- _Records_
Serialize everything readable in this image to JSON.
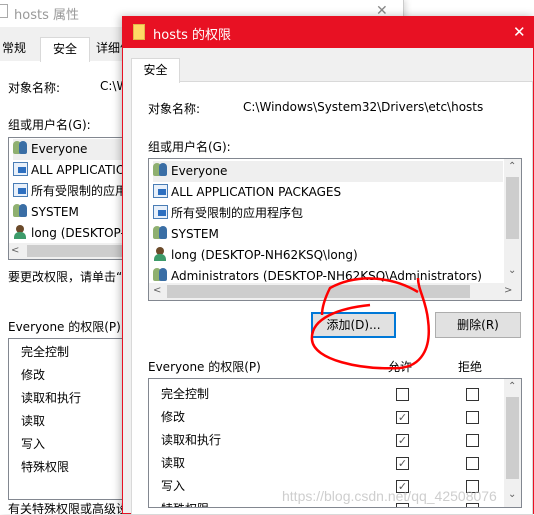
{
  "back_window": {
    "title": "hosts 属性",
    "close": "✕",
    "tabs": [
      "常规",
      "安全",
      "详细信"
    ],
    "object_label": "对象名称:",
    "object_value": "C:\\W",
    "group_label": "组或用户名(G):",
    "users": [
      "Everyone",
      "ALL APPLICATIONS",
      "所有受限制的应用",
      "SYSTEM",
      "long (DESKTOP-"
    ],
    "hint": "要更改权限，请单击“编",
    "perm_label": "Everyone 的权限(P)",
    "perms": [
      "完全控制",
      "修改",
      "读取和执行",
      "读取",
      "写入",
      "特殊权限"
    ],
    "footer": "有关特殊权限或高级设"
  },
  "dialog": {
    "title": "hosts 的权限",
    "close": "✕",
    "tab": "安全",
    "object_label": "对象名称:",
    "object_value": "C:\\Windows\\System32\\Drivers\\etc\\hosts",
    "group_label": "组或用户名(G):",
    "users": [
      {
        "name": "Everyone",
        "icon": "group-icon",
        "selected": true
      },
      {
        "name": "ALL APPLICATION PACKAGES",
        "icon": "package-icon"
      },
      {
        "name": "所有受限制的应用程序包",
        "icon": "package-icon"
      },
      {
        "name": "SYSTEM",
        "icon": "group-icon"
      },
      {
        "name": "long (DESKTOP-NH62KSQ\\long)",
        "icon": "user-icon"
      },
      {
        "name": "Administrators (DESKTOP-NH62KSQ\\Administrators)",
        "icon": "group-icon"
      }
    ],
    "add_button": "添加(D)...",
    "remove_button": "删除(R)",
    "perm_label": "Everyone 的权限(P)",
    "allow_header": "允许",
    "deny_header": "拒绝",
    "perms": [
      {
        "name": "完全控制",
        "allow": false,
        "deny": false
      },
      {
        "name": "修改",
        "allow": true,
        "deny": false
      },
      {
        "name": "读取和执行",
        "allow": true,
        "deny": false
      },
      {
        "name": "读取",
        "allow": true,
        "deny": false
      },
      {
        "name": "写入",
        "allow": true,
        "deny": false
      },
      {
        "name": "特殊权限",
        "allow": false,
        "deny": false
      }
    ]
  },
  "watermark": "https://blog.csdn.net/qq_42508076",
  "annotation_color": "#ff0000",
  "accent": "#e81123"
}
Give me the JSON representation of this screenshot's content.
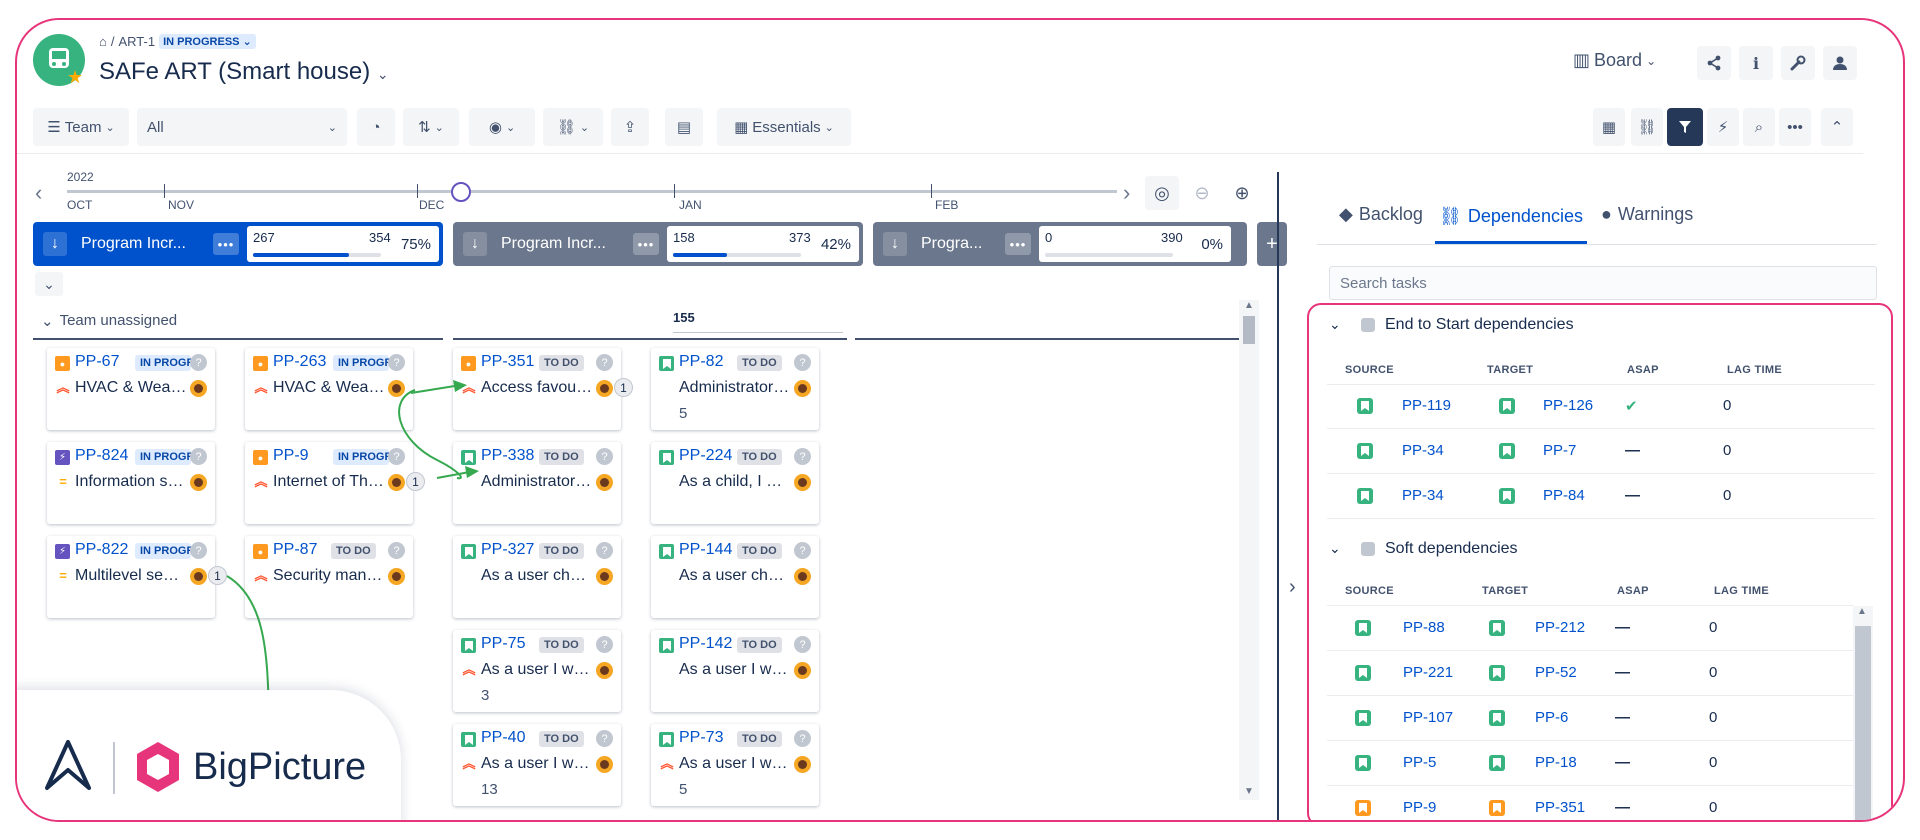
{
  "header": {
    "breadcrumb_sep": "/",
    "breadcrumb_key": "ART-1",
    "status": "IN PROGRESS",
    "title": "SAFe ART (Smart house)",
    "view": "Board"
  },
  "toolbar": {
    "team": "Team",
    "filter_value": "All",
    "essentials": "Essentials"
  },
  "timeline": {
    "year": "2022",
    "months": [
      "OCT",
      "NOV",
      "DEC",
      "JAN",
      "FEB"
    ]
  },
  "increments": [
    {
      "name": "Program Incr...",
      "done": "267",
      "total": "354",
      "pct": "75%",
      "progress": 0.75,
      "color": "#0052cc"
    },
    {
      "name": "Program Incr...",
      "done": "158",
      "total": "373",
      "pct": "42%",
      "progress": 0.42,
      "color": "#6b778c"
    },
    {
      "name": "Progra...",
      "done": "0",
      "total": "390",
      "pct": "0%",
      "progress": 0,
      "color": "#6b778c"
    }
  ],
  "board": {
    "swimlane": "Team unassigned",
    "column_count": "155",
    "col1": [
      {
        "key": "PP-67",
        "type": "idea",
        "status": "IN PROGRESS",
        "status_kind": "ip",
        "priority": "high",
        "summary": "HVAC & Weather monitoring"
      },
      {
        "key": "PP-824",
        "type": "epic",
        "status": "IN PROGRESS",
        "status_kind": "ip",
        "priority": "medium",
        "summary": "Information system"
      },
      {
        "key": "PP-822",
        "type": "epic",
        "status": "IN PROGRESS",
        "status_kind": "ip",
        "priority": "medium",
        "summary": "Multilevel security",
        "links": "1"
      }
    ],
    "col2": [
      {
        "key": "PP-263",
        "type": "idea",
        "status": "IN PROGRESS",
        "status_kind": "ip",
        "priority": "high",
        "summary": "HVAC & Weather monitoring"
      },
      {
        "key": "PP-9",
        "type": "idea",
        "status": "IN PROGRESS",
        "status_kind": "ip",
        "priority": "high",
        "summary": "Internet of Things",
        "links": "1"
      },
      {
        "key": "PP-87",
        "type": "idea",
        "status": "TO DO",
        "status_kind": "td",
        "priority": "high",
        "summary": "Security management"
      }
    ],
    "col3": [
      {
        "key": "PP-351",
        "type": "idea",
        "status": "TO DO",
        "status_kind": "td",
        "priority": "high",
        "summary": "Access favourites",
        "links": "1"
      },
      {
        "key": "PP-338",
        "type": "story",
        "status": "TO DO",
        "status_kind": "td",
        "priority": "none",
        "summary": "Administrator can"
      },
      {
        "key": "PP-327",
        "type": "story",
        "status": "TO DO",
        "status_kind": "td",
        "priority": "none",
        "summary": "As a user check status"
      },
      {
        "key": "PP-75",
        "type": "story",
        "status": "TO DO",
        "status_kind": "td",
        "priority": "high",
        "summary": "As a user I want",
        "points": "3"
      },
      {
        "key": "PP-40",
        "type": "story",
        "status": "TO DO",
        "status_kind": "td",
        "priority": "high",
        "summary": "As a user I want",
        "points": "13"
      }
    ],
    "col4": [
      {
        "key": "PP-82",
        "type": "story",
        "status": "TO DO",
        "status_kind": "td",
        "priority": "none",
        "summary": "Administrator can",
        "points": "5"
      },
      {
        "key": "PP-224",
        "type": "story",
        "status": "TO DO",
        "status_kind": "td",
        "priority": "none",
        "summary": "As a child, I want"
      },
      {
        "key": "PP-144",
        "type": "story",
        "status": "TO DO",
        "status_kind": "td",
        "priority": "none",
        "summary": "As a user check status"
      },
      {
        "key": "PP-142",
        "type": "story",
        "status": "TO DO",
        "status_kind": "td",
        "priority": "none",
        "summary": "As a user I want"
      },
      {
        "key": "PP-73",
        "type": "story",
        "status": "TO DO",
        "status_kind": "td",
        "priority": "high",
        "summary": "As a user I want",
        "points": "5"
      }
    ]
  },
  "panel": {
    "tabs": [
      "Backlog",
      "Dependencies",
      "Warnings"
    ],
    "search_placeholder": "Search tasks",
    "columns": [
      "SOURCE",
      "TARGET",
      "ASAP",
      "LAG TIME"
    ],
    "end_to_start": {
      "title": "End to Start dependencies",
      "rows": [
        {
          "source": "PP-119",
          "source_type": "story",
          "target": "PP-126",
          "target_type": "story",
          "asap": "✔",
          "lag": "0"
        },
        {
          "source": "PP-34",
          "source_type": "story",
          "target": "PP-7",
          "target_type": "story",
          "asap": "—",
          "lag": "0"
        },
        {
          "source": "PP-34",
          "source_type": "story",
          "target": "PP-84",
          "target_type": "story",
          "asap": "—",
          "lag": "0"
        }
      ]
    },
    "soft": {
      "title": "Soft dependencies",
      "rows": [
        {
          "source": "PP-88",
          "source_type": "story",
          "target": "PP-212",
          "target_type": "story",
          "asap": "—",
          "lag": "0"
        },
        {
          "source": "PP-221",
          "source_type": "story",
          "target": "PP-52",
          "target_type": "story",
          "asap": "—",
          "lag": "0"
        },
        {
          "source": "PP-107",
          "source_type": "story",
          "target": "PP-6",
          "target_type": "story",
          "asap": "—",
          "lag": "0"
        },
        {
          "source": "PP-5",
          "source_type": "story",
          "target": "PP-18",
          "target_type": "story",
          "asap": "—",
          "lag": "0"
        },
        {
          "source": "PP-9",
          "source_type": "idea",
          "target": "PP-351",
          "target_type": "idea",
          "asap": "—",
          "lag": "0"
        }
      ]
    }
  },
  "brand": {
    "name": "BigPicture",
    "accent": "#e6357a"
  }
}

- _Exercise brief_
Make a verbatim copy of all the entries and strip out the pictures.

- _Written answer_
Serialize everything readable in this image to JSON.
{
  "back_window": {
    "title": "hosts 属性",
    "close": "✕",
    "tabs": [
      "常规",
      "安全",
      "详细信"
    ],
    "object_label": "对象名称:",
    "object_value": "C:\\W",
    "group_label": "组或用户名(G):",
    "users": [
      "Everyone",
      "ALL APPLICATIONS",
      "所有受限制的应用",
      "SYSTEM",
      "long (DESKTOP-"
    ],
    "hint": "要更改权限，请单击“编",
    "perm_label": "Everyone 的权限(P)",
    "perms": [
      "完全控制",
      "修改",
      "读取和执行",
      "读取",
      "写入",
      "特殊权限"
    ],
    "footer": "有关特殊权限或高级设"
  },
  "dialog": {
    "title": "hosts 的权限",
    "close": "✕",
    "tab": "安全",
    "object_label": "对象名称:",
    "object_value": "C:\\Windows\\System32\\Drivers\\etc\\hosts",
    "group_label": "组或用户名(G):",
    "users": [
      {
        "name": "Everyone",
        "icon": "group-icon",
        "selected": true
      },
      {
        "name": "ALL APPLICATION PACKAGES",
        "icon": "package-icon"
      },
      {
        "name": "所有受限制的应用程序包",
        "icon": "package-icon"
      },
      {
        "name": "SYSTEM",
        "icon": "group-icon"
      },
      {
        "name": "long (DESKTOP-NH62KSQ\\long)",
        "icon": "user-icon"
      },
      {
        "name": "Administrators (DESKTOP-NH62KSQ\\Administrators)",
        "icon": "group-icon"
      }
    ],
    "add_button": "添加(D)...",
    "remove_button": "删除(R)",
    "perm_label": "Everyone 的权限(P)",
    "allow_header": "允许",
    "deny_header": "拒绝",
    "perms": [
      {
        "name": "完全控制",
        "allow": false,
        "deny": false
      },
      {
        "name": "修改",
        "allow": true,
        "deny": false
      },
      {
        "name": "读取和执行",
        "allow": true,
        "deny": false
      },
      {
        "name": "读取",
        "allow": true,
        "deny": false
      },
      {
        "name": "写入",
        "allow": true,
        "deny": false
      },
      {
        "name": "特殊权限",
        "allow": false,
        "deny": false
      }
    ]
  },
  "watermark": "https://blog.csdn.net/qq_42508076",
  "annotation_color": "#ff0000",
  "accent": "#e81123"
}
Give me the JSON representation of this screenshot's content.
{
  "header": {
    "breadcrumb_sep": "/",
    "breadcrumb_key": "ART-1",
    "status": "IN PROGRESS",
    "title": "SAFe ART (Smart house)",
    "view": "Board"
  },
  "toolbar": {
    "team": "Team",
    "filter_value": "All",
    "essentials": "Essentials"
  },
  "timeline": {
    "year": "2022",
    "months": [
      "OCT",
      "NOV",
      "DEC",
      "JAN",
      "FEB"
    ]
  },
  "increments": [
    {
      "name": "Program Incr...",
      "done": "267",
      "total": "354",
      "pct": "75%",
      "progress": 0.75,
      "color": "#0052cc"
    },
    {
      "name": "Program Incr...",
      "done": "158",
      "total": "373",
      "pct": "42%",
      "progress": 0.42,
      "color": "#6b778c"
    },
    {
      "name": "Progra...",
      "done": "0",
      "total": "390",
      "pct": "0%",
      "progress": 0,
      "color": "#6b778c"
    }
  ],
  "board": {
    "swimlane": "Team unassigned",
    "column_count": "155",
    "col1": [
      {
        "key": "PP-67",
        "type": "idea",
        "status": "IN PROGRESS",
        "status_kind": "ip",
        "priority": "high",
        "summary": "HVAC & Weather monitoring"
      },
      {
        "key": "PP-824",
        "type": "epic",
        "status": "IN PROGRESS",
        "status_kind": "ip",
        "priority": "medium",
        "summary": "Information system"
      },
      {
        "key": "PP-822",
        "type": "epic",
        "status": "IN PROGRESS",
        "status_kind": "ip",
        "priority": "medium",
        "summary": "Multilevel security",
        "links": "1"
      }
    ],
    "col2": [
      {
        "key": "PP-263",
        "type": "idea",
        "status": "IN PROGRESS",
        "status_kind": "ip",
        "priority": "high",
        "summary": "HVAC & Weather monitoring"
      },
      {
        "key": "PP-9",
        "type": "idea",
        "status": "IN PROGRESS",
        "status_kind": "ip",
        "priority": "high",
        "summary": "Internet of Things",
        "links": "1"
      },
      {
        "key": "PP-87",
        "type": "idea",
        "status": "TO DO",
        "status_kind": "td",
        "priority": "high",
        "summary": "Security management"
      }
    ],
    "col3": [
      {
        "key": "PP-351",
        "type": "idea",
        "status": "TO DO",
        "status_kind": "td",
        "priority": "high",
        "summary": "Access favourites",
        "links": "1"
      },
      {
        "key": "PP-338",
        "type": "story",
        "status": "TO DO",
        "status_kind": "td",
        "priority": "none",
        "summary": "Administrator can"
      },
      {
        "key": "PP-327",
        "type": "story",
        "status": "TO DO",
        "status_kind": "td",
        "priority": "none",
        "summary": "As a user check status"
      },
      {
        "key": "PP-75",
        "type": "story",
        "status": "TO DO",
        "status_kind": "td",
        "priority": "high",
        "summary": "As a user I want",
        "points": "3"
      },
      {
        "key": "PP-40",
        "type": "story",
        "status": "TO DO",
        "status_kind": "td",
        "priority": "high",
        "summary": "As a user I want",
        "points": "13"
      }
    ],
    "col4": [
      {
        "key": "PP-82",
        "type": "story",
        "status": "TO DO",
        "status_kind": "td",
        "priority": "none",
        "summary": "Administrator can",
        "points": "5"
      },
      {
        "key": "PP-224",
        "type": "story",
        "status": "TO DO",
        "status_kind": "td",
        "priority": "none",
        "summary": "As a child, I want"
      },
      {
        "key": "PP-144",
        "type": "story",
        "status": "TO DO",
        "status_kind": "td",
        "priority": "none",
        "summary": "As a user check status"
      },
      {
        "key": "PP-142",
        "type": "story",
        "status": "TO DO",
        "status_kind": "td",
        "priority": "none",
        "summary": "As a user I want"
      },
      {
        "key": "PP-73",
        "type": "story",
        "status": "TO DO",
        "status_kind": "td",
        "priority": "high",
        "summary": "As a user I want",
        "points": "5"
      }
    ]
  },
  "panel": {
    "tabs": [
      "Backlog",
      "Dependencies",
      "Warnings"
    ],
    "search_placeholder": "Search tasks",
    "columns": [
      "SOURCE",
      "TARGET",
      "ASAP",
      "LAG TIME"
    ],
    "end_to_start": {
      "title": "End to Start dependencies",
      "rows": [
        {
          "source": "PP-119",
          "source_type": "story",
          "target": "PP-126",
          "target_type": "story",
          "asap": "✔",
          "lag": "0"
        },
        {
          "source": "PP-34",
          "source_type": "story",
          "target": "PP-7",
          "target_type": "story",
          "asap": "—",
          "lag": "0"
        },
        {
          "source": "PP-34",
          "source_type": "story",
          "target": "PP-84",
          "target_type": "story",
          "asap": "—",
          "lag": "0"
        }
      ]
    },
    "soft": {
      "title": "Soft dependencies",
      "rows": [
        {
          "source": "PP-88",
          "source_type": "story",
          "target": "PP-212",
          "target_type": "story",
          "asap": "—",
          "lag": "0"
        },
        {
          "source": "PP-221",
          "source_type": "story",
          "target": "PP-52",
          "target_type": "story",
          "asap": "—",
          "lag": "0"
        },
        {
          "source": "PP-107",
          "source_type": "story",
          "target": "PP-6",
          "target_type": "story",
          "asap": "—",
          "lag": "0"
        },
        {
          "source": "PP-5",
          "source_type": "story",
          "target": "PP-18",
          "target_type": "story",
          "asap": "—",
          "lag": "0"
        },
        {
          "source": "PP-9",
          "source_type": "idea",
          "target": "PP-351",
          "target_type": "idea",
          "asap": "—",
          "lag": "0"
        }
      ]
    }
  },
  "brand": {
    "name": "BigPicture",
    "accent": "#e6357a"
  }
}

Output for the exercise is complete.